Where a line holds "title", copy it.

* [Data supplied]
>> begin

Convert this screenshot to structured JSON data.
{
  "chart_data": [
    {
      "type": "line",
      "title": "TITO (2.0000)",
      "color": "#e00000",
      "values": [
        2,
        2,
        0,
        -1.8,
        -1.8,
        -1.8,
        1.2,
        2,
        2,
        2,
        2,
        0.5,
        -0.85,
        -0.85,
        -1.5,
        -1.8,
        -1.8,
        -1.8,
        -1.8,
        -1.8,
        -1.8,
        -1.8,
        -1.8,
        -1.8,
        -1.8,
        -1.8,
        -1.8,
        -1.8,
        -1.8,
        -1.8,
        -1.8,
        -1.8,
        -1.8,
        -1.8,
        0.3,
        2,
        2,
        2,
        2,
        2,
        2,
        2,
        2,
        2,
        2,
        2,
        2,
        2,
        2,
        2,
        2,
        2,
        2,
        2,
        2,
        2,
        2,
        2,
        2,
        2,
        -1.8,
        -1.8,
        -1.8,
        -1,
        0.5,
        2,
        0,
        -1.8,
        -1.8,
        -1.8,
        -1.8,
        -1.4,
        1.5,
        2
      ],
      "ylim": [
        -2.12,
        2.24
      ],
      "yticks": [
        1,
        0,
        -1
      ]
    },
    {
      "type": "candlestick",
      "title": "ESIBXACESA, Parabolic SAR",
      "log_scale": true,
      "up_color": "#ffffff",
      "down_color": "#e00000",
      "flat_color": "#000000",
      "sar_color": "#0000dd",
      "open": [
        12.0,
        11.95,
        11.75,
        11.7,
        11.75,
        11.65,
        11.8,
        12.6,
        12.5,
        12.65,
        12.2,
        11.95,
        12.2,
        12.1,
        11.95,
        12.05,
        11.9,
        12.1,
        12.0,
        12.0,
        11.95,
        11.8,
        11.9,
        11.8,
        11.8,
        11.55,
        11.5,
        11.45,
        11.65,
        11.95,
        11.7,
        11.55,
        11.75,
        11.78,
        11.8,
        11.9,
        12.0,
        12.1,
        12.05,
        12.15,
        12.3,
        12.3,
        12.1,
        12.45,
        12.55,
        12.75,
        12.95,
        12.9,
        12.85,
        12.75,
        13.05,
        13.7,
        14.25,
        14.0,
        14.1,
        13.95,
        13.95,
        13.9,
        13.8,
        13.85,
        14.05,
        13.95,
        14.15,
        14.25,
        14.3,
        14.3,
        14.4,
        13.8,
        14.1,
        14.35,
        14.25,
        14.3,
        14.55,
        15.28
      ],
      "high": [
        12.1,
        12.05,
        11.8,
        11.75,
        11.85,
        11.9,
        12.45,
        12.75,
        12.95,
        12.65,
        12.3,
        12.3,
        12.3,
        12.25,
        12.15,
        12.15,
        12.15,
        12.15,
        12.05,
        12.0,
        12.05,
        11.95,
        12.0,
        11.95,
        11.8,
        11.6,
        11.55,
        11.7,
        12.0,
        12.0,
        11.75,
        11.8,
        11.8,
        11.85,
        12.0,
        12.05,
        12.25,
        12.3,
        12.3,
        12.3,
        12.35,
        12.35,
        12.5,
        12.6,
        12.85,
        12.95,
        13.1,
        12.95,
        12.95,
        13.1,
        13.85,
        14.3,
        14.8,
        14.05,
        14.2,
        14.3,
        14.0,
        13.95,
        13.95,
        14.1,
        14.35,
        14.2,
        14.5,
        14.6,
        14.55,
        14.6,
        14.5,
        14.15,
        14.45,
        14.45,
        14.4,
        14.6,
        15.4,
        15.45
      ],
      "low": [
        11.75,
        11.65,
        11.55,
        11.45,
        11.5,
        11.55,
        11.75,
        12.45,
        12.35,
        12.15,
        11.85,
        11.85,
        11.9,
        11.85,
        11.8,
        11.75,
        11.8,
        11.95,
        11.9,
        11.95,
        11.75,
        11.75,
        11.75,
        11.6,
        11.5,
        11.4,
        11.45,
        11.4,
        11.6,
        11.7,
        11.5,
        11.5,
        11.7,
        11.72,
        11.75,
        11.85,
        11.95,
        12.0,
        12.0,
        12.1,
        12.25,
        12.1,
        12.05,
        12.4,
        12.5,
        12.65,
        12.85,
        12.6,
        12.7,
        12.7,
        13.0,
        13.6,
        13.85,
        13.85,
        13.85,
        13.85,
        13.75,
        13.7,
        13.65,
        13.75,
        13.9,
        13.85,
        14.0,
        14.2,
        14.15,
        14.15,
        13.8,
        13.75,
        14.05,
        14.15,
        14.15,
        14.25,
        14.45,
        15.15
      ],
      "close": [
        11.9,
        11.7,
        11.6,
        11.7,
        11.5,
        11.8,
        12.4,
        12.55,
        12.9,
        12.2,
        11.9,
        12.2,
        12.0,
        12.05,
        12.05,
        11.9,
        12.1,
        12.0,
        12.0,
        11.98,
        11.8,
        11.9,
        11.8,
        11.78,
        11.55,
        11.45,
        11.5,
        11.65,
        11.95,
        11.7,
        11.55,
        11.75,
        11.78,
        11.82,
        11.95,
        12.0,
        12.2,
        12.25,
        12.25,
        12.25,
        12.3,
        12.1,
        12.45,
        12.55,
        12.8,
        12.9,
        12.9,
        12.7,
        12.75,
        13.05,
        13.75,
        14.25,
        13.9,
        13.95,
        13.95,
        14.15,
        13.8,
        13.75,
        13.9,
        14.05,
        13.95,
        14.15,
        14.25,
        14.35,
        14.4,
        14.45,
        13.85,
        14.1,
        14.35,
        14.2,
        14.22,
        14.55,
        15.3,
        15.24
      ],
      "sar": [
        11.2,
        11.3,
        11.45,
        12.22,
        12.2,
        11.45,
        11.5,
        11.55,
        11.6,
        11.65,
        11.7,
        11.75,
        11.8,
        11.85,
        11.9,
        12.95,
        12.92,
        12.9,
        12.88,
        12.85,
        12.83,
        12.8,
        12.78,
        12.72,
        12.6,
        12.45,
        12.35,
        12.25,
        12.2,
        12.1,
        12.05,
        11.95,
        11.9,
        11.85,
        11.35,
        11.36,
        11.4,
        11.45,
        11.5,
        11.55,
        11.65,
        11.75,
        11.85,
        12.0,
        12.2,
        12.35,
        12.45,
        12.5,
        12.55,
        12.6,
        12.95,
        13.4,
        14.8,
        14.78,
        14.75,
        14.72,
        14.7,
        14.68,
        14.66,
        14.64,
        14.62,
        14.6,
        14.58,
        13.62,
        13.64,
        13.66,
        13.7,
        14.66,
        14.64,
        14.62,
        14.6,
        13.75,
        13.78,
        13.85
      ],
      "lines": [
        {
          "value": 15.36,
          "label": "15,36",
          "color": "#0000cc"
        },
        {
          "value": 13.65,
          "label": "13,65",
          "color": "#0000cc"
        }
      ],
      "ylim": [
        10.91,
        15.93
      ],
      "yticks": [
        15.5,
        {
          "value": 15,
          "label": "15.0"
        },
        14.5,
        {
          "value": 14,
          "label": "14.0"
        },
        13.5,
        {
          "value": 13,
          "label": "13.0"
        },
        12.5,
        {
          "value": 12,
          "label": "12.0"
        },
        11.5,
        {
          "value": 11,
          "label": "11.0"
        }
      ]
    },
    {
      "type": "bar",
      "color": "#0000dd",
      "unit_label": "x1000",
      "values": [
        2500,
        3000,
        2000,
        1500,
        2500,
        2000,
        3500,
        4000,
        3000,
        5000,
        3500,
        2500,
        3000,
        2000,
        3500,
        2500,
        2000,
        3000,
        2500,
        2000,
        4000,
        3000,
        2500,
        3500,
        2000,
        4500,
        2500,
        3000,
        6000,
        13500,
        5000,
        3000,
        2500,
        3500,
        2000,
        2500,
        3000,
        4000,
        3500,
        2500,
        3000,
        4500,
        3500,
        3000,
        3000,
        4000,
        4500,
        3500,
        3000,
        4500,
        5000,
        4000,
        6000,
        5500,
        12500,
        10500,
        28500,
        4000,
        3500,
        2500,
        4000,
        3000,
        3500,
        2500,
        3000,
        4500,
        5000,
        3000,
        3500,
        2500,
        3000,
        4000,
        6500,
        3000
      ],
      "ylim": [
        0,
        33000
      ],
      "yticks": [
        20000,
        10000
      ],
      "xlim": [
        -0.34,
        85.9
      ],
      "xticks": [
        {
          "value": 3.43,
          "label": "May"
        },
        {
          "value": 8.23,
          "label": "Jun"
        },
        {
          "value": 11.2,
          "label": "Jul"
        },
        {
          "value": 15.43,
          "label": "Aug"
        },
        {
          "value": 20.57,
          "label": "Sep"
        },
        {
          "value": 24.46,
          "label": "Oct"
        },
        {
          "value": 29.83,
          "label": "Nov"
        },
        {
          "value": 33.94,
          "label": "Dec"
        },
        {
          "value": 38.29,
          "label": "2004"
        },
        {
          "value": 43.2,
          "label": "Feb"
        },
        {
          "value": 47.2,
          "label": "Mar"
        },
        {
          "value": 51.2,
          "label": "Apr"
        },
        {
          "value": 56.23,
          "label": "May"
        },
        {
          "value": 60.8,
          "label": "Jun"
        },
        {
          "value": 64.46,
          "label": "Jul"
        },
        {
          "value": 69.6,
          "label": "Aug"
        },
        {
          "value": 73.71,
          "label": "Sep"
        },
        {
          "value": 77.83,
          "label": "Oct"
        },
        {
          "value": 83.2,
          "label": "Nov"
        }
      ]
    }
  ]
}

>> end

* [Output for this task]
      "title": "TITO (2.0000)",
      "title": "ESIBXACESA, Parabolic SAR",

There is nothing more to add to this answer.